▶ [The records]:
((

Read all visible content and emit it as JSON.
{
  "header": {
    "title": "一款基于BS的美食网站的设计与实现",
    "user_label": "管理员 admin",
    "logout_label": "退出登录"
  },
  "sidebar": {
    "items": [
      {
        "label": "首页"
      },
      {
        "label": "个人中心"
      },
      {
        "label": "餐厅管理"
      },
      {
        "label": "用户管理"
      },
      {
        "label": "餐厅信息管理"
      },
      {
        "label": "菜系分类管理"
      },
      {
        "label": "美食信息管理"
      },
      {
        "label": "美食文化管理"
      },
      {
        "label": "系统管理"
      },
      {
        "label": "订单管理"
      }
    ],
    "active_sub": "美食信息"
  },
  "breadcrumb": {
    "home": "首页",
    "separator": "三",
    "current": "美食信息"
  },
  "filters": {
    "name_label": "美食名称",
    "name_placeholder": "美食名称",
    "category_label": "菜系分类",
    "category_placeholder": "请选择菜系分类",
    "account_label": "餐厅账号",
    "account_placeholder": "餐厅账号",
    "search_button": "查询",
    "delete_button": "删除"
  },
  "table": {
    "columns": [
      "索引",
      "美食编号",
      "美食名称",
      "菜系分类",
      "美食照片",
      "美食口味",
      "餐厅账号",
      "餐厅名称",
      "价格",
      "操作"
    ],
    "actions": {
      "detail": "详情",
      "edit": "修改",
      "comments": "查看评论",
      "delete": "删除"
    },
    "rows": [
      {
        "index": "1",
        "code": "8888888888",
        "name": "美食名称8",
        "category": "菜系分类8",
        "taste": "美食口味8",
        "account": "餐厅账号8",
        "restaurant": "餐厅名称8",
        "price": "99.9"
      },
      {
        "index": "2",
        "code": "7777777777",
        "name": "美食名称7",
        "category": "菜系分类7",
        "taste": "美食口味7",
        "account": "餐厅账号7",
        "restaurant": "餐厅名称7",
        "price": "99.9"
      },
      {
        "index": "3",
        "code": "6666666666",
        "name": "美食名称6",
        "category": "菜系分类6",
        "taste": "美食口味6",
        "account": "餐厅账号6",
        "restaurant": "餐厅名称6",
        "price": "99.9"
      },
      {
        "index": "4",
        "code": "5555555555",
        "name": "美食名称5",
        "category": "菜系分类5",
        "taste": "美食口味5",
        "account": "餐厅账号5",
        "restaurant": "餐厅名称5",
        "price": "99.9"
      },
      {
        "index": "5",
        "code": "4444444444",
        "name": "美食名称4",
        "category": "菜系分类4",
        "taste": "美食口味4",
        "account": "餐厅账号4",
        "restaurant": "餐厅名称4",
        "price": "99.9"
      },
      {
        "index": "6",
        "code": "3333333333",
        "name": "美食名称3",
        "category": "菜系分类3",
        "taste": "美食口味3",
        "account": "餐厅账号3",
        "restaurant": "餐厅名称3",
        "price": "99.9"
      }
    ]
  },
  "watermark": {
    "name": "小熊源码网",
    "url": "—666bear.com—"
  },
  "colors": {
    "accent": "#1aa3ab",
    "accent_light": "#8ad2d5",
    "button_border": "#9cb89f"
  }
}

))

▶ [What to do]: Reproduce all of the material above word for word.

▶ [Expected output]:
Read all visible content and emit it as JSON.
{
  "header": {
    "title": "一款基于BS的美食网站的设计与实现",
    "user_label": "管理员 admin",
    "logout_label": "退出登录"
  },
  "sidebar": {
    "items": [
      {
        "label": "首页"
      },
      {
        "label": "个人中心"
      },
      {
        "label": "餐厅管理"
      },
      {
        "label": "用户管理"
      },
      {
        "label": "餐厅信息管理"
      },
      {
        "label": "菜系分类管理"
      },
      {
        "label": "美食信息管理"
      },
      {
        "label": "美食文化管理"
      },
      {
        "label": "系统管理"
      },
      {
        "label": "订单管理"
      }
    ],
    "active_sub": "美食信息"
  },
  "breadcrumb": {
    "home": "首页",
    "separator": "三",
    "current": "美食信息"
  },
  "filters": {
    "name_label": "美食名称",
    "name_placeholder": "美食名称",
    "category_label": "菜系分类",
    "category_placeholder": "请选择菜系分类",
    "account_label": "餐厅账号",
    "account_placeholder": "餐厅账号",
    "search_button": "查询",
    "delete_button": "删除"
  },
  "table": {
    "columns": [
      "索引",
      "美食编号",
      "美食名称",
      "菜系分类",
      "美食照片",
      "美食口味",
      "餐厅账号",
      "餐厅名称",
      "价格",
      "操作"
    ],
    "actions": {
      "detail": "详情",
      "edit": "修改",
      "comments": "查看评论",
      "delete": "删除"
    },
    "rows": [
      {
        "index": "1",
        "code": "8888888888",
        "name": "美食名称8",
        "category": "菜系分类8",
        "taste": "美食口味8",
        "account": "餐厅账号8",
        "restaurant": "餐厅名称8",
        "price": "99.9"
      },
      {
        "index": "2",
        "code": "7777777777",
        "name": "美食名称7",
        "category": "菜系分类7",
        "taste": "美食口味7",
        "account": "餐厅账号7",
        "restaurant": "餐厅名称7",
        "price": "99.9"
      },
      {
        "index": "3",
        "code": "6666666666",
        "name": "美食名称6",
        "category": "菜系分类6",
        "taste": "美食口味6",
        "account": "餐厅账号6",
        "restaurant": "餐厅名称6",
        "price": "99.9"
      },
      {
        "index": "4",
        "code": "5555555555",
        "name": "美食名称5",
        "category": "菜系分类5",
        "taste": "美食口味5",
        "account": "餐厅账号5",
        "restaurant": "餐厅名称5",
        "price": "99.9"
      },
      {
        "index": "5",
        "code": "4444444444",
        "name": "美食名称4",
        "category": "菜系分类4",
        "taste": "美食口味4",
        "account": "餐厅账号4",
        "restaurant": "餐厅名称4",
        "price": "99.9"
      },
      {
        "index": "6",
        "code": "3333333333",
        "name": "美食名称3",
        "category": "菜系分类3",
        "taste": "美食口味3",
        "account": "餐厅账号3",
        "restaurant": "餐厅名称3",
        "price": "99.9"
      }
    ]
  },
  "watermark": {
    "name": "小熊源码网",
    "url": "—666bear.com—"
  },
  "colors": {
    "accent": "#1aa3ab",
    "accent_light": "#8ad2d5",
    "button_border": "#9cb89f"
  }
}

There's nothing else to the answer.